- _What this task involves_: Give nothing except the number of lines containing the word "Syrup".

- _Source material_:
- - -
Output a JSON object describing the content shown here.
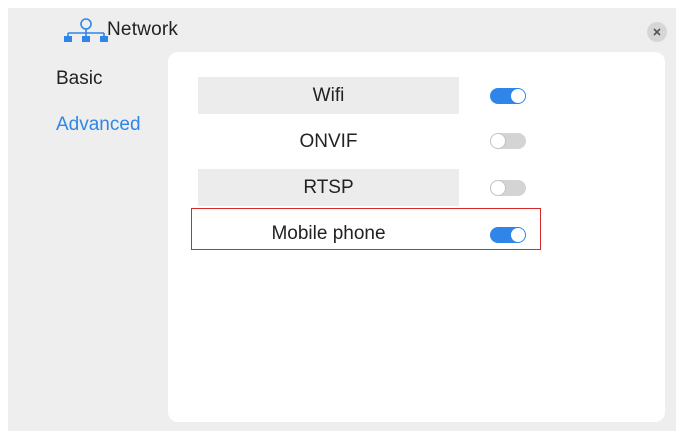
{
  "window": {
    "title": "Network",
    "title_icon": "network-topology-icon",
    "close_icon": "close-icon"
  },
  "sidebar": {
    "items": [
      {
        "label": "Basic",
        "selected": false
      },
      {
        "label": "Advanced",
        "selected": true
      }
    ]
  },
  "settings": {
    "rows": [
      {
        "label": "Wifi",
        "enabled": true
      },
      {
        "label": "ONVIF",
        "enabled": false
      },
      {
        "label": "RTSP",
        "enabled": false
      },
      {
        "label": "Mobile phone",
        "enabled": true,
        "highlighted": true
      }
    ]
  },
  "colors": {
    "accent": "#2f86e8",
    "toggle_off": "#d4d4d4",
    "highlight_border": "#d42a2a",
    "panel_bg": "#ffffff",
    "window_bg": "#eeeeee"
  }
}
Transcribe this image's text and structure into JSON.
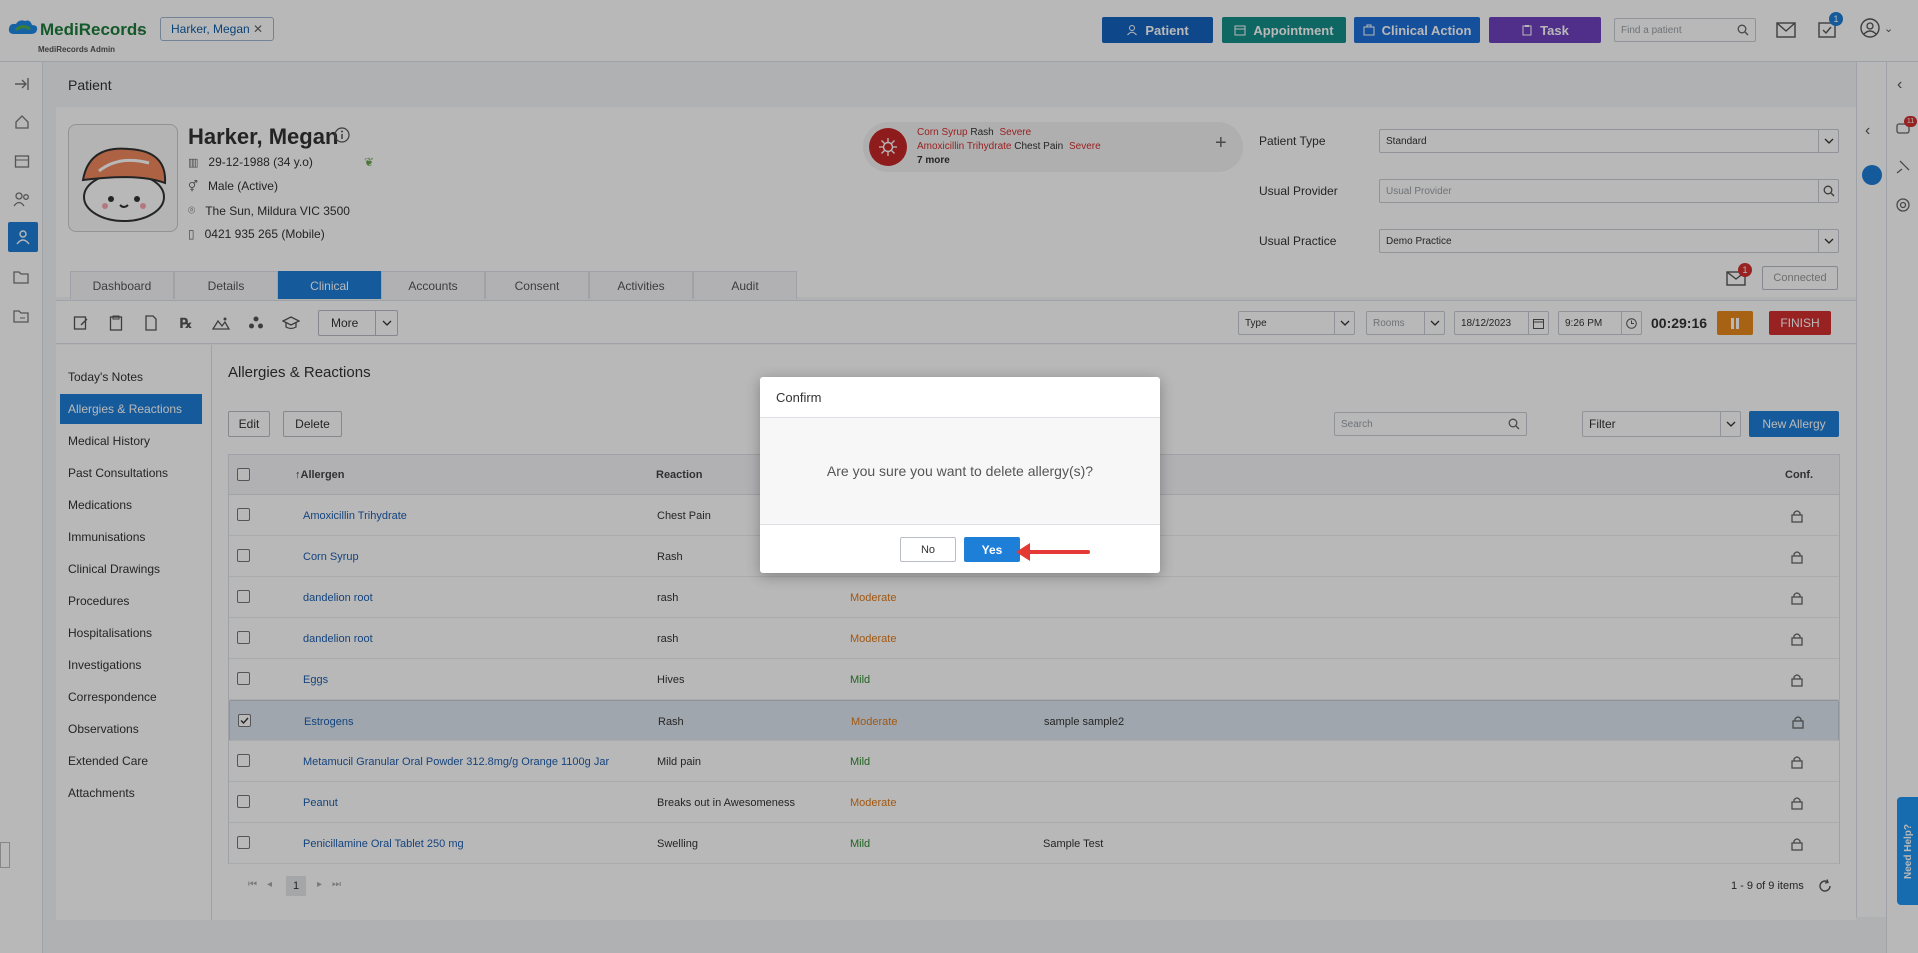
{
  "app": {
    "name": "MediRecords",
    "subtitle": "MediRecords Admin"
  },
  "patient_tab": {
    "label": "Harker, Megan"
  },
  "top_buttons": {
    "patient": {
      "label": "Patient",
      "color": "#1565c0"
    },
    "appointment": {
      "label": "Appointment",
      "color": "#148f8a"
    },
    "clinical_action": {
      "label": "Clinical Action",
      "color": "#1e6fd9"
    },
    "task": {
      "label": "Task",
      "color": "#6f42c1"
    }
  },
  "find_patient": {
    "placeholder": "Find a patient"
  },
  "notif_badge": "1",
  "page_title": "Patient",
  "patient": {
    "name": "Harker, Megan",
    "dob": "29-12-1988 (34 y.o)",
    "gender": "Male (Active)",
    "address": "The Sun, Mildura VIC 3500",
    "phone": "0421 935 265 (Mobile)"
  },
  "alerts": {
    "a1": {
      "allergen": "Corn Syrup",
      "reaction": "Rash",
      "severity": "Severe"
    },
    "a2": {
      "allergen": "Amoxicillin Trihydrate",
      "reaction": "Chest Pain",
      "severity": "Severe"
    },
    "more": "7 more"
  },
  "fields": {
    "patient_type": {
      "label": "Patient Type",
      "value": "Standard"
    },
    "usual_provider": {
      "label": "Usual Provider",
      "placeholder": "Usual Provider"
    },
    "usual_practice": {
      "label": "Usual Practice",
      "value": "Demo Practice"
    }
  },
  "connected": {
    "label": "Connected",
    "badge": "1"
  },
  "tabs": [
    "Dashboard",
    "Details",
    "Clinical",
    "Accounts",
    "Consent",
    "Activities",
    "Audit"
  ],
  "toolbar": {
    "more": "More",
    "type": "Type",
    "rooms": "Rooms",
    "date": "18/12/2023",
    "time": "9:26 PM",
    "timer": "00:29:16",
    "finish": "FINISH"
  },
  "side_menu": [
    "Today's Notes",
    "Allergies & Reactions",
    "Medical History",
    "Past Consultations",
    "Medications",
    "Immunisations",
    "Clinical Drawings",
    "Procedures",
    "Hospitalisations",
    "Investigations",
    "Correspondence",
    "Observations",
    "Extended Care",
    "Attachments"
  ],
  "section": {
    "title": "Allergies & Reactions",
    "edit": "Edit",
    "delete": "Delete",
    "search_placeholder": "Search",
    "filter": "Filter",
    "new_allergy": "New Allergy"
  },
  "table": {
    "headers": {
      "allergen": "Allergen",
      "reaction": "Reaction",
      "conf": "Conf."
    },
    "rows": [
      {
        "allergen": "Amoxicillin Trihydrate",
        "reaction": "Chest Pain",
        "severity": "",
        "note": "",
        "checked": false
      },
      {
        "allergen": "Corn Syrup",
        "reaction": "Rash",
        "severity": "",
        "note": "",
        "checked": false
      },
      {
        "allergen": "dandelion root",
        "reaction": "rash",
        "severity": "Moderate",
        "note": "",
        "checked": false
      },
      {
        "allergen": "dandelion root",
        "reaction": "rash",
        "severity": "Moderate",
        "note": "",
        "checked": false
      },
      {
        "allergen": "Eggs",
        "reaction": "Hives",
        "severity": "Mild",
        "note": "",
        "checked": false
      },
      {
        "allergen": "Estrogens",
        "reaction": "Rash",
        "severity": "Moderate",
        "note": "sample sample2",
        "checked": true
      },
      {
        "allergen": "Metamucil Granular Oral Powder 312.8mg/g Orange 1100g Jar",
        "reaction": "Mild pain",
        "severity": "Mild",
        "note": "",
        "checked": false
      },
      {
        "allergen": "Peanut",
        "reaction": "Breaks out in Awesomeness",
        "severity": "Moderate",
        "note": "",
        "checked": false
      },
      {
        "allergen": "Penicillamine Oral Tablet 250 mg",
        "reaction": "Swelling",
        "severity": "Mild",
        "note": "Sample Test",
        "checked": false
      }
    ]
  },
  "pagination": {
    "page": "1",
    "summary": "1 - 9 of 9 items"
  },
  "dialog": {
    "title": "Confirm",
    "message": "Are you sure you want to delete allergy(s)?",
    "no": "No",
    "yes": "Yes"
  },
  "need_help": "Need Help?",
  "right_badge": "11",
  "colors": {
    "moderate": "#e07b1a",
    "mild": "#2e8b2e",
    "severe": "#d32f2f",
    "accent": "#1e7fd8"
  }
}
- - -
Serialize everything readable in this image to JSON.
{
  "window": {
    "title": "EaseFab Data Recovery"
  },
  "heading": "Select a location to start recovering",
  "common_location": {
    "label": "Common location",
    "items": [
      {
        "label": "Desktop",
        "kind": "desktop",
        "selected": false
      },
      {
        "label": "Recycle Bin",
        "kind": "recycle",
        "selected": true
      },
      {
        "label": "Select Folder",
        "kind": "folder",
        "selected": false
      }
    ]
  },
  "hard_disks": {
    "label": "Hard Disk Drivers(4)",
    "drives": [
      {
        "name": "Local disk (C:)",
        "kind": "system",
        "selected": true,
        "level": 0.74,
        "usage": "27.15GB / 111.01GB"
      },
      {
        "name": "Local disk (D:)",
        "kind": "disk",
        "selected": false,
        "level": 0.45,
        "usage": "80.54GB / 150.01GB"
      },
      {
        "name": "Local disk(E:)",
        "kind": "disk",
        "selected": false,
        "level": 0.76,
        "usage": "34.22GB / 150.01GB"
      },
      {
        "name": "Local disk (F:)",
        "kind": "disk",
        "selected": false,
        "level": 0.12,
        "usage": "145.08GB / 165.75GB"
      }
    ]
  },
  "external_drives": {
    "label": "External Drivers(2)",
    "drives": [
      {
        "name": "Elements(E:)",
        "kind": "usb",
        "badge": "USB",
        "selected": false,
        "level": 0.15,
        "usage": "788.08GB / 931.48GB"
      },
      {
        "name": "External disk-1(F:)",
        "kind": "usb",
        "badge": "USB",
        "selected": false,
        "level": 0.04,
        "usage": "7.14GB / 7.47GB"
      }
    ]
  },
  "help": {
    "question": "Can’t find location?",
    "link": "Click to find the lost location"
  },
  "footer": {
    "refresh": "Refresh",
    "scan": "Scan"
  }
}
- - -
- _Correct answer_: 2